** Start Records shown **

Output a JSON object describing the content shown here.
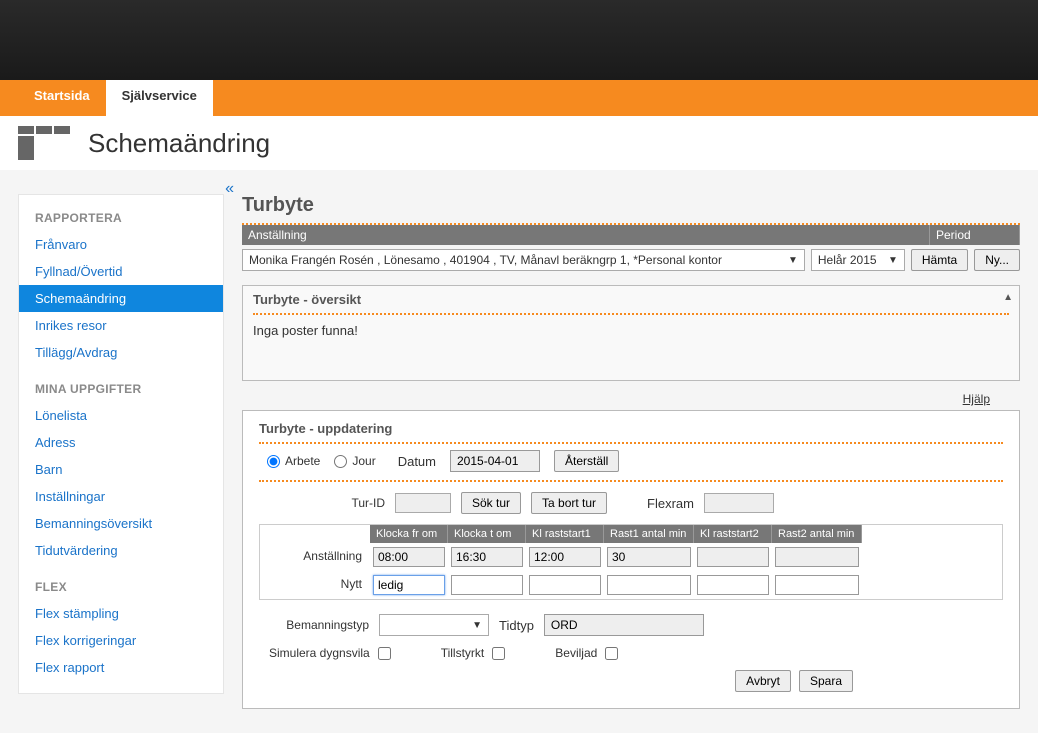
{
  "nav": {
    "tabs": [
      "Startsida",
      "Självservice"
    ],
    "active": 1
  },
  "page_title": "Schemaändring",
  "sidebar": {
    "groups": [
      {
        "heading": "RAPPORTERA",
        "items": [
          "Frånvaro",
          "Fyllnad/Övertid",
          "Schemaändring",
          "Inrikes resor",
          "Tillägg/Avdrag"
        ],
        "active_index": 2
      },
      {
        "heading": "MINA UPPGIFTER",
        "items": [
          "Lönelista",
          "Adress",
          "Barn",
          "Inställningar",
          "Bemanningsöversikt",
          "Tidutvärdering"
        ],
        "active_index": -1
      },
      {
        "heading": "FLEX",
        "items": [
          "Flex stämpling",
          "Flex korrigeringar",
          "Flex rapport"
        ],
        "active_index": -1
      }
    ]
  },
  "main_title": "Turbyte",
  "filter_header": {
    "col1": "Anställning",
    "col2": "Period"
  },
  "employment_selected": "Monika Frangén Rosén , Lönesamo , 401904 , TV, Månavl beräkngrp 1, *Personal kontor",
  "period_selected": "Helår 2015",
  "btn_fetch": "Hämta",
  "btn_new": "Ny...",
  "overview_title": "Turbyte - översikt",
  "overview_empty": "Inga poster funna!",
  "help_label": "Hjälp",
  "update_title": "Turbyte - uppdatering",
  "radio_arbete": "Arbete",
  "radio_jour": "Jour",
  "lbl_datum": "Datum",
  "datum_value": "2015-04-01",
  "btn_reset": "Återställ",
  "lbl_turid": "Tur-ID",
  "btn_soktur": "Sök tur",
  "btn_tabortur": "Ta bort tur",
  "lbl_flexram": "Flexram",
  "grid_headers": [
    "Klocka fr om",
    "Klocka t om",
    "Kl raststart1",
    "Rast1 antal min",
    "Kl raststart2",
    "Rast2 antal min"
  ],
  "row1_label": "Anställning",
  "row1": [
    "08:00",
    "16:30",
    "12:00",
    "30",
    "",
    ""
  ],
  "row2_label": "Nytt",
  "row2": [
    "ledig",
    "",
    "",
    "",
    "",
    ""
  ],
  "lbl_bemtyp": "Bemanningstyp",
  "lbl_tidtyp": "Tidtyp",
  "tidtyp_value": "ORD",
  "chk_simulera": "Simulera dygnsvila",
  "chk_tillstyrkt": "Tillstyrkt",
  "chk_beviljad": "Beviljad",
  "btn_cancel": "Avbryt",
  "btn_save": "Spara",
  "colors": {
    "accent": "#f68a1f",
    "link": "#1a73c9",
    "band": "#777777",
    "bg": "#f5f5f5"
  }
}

** End Records shown **
** Start Records shown **

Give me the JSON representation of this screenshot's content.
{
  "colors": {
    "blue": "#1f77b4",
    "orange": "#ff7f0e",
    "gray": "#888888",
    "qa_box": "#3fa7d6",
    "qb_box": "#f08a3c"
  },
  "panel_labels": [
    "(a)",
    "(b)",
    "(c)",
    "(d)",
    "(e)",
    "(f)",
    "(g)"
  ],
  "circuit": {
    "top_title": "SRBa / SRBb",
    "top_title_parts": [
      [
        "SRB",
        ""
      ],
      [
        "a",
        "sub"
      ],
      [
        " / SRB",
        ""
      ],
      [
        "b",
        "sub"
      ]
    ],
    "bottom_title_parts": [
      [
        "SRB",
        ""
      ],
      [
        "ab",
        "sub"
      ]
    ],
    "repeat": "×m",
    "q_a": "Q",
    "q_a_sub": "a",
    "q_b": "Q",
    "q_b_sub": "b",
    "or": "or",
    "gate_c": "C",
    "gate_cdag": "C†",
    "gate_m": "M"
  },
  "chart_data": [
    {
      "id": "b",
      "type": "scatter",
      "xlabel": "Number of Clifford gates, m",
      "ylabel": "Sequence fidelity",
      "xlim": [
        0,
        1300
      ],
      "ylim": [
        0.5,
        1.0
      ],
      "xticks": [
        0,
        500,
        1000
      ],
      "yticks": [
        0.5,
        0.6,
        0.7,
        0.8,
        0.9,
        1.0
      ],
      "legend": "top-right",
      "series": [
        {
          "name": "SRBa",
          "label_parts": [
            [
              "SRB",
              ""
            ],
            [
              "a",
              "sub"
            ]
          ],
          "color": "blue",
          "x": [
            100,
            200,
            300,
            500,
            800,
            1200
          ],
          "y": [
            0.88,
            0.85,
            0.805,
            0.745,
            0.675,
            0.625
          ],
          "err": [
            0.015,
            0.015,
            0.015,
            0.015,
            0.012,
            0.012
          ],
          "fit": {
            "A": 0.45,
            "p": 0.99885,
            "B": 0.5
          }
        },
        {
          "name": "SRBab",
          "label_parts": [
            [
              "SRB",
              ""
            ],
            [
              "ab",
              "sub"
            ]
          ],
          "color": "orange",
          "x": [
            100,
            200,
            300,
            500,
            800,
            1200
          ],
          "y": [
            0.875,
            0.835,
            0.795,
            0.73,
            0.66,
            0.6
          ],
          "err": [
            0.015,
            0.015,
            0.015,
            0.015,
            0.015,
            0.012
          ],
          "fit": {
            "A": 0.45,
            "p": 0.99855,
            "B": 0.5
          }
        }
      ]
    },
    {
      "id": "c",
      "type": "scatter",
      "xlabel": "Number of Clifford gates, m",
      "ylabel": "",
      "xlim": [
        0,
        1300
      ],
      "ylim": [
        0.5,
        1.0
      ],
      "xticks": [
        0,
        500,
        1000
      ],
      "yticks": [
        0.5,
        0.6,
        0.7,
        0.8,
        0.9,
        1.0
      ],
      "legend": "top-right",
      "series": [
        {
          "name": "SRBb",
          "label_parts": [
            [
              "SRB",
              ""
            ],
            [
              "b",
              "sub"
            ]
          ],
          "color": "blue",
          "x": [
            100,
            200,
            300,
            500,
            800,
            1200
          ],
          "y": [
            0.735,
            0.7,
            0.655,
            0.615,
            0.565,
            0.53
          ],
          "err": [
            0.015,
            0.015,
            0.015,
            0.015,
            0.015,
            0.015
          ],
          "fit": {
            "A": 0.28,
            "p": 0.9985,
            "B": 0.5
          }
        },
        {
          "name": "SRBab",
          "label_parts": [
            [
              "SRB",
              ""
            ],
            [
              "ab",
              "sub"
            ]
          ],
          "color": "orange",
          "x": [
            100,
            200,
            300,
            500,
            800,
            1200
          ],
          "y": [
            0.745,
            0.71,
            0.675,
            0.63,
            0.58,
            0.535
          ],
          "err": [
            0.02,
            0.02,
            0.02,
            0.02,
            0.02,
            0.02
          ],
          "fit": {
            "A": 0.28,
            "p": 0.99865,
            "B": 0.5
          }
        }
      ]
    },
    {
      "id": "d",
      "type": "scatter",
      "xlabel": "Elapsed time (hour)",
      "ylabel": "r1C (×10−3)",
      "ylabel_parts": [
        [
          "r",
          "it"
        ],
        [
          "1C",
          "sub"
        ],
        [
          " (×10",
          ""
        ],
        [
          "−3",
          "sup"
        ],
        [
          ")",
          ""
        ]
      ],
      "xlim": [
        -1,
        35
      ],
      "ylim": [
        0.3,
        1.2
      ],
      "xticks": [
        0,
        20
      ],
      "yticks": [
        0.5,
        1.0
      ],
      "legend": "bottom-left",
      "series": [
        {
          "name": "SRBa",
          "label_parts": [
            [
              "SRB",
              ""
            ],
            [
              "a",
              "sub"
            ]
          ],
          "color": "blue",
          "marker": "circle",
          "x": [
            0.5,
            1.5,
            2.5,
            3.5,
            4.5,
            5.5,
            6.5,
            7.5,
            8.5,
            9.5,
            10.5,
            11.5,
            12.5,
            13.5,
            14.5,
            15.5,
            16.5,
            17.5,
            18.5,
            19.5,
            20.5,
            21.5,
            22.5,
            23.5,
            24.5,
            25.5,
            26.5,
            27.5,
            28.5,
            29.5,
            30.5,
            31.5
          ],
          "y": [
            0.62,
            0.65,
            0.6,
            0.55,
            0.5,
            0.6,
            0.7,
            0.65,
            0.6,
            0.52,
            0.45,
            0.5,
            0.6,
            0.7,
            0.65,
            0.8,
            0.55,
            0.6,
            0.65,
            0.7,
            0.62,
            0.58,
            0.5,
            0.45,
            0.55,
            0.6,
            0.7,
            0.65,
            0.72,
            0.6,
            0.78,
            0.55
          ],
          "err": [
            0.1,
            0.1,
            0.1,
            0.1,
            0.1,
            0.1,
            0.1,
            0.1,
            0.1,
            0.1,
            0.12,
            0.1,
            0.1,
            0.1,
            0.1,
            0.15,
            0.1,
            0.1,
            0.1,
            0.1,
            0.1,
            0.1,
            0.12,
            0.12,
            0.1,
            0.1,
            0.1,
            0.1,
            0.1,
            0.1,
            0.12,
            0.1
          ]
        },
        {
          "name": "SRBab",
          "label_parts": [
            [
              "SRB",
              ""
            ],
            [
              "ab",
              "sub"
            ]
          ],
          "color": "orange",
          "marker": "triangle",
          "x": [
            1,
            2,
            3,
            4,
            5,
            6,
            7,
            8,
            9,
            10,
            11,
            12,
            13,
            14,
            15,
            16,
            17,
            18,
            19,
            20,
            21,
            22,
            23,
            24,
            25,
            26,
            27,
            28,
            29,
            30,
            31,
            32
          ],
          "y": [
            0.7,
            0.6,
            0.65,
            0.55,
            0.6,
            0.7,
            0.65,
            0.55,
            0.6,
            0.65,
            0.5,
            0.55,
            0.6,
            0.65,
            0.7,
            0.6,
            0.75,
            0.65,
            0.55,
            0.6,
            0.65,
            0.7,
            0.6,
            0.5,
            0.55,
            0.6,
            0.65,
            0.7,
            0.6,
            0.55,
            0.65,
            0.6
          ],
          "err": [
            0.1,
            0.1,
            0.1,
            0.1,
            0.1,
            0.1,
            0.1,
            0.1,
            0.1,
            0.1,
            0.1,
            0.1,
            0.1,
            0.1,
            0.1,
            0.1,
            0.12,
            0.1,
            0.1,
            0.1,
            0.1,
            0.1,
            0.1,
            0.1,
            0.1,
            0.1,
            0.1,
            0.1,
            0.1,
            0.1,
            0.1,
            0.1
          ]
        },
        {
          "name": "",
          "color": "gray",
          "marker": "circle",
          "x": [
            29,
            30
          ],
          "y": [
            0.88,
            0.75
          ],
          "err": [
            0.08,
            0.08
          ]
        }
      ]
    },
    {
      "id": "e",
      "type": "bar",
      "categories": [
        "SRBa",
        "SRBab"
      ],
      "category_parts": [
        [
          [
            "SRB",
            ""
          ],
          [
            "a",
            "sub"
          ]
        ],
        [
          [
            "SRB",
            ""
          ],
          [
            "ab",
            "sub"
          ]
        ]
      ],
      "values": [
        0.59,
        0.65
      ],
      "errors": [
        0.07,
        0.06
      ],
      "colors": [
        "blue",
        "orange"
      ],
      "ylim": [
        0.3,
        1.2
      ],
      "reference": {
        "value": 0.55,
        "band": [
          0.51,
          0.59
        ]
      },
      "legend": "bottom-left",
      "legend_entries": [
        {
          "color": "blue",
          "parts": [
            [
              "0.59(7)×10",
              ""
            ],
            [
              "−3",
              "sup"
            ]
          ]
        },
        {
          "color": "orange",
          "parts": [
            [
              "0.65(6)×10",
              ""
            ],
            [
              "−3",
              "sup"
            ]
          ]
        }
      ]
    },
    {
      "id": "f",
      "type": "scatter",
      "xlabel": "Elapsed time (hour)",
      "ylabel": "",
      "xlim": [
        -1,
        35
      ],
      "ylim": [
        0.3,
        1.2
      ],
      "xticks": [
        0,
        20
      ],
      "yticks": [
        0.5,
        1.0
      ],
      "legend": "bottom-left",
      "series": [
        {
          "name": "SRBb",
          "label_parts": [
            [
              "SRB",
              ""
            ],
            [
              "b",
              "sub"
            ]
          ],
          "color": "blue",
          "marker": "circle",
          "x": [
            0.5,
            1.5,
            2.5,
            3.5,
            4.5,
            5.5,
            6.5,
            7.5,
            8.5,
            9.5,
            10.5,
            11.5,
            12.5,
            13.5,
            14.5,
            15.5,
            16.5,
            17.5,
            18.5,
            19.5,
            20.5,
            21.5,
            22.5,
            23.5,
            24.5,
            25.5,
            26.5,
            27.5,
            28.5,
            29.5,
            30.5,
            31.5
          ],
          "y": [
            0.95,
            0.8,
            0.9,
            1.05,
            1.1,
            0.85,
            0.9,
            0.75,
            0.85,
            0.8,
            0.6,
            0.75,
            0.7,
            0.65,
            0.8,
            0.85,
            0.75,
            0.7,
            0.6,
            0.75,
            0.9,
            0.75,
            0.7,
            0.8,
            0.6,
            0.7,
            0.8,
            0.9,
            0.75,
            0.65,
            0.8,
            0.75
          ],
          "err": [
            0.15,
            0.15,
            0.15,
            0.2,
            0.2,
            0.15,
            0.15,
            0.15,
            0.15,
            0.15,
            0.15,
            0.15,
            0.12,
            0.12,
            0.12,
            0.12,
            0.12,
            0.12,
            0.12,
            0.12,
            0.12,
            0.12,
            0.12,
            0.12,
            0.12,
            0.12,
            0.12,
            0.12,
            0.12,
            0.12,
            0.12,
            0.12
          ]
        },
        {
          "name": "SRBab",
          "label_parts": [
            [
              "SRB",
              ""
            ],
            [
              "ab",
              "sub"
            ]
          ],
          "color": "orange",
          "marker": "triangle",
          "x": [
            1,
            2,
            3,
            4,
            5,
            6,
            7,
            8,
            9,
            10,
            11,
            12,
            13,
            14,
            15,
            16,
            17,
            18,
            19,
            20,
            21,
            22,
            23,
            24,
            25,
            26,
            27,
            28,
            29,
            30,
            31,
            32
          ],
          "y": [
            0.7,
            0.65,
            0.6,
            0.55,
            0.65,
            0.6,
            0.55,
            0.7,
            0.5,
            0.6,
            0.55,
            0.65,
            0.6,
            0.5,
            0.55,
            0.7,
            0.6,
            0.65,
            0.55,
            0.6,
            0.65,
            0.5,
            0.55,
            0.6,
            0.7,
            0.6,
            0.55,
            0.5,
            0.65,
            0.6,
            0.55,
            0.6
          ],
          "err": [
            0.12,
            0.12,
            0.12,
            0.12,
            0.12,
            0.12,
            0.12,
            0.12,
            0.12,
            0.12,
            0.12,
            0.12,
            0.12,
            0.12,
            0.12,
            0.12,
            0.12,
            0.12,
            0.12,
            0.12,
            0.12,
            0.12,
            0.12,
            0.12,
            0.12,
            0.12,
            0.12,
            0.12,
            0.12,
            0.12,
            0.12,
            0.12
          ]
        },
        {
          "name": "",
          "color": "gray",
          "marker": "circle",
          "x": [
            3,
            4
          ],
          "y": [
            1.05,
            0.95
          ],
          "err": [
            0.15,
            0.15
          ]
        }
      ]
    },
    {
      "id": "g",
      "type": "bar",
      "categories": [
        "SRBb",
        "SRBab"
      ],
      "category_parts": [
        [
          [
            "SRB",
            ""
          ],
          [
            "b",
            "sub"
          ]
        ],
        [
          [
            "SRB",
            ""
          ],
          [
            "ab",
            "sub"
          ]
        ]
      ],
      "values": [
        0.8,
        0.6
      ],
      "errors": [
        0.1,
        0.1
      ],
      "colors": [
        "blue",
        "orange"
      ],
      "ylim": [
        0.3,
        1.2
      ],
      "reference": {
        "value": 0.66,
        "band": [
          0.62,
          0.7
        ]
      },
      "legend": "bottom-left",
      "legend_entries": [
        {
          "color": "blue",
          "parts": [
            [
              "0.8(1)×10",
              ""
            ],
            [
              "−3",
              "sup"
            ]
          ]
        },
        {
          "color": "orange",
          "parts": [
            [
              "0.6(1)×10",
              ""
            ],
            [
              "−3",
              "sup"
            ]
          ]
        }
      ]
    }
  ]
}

** End Records shown **

* **Aim**
Copy out every line with the word "Anställning".

* **Finished answer**
    "col1": "Anställning",
  "row1_label": "Anställning",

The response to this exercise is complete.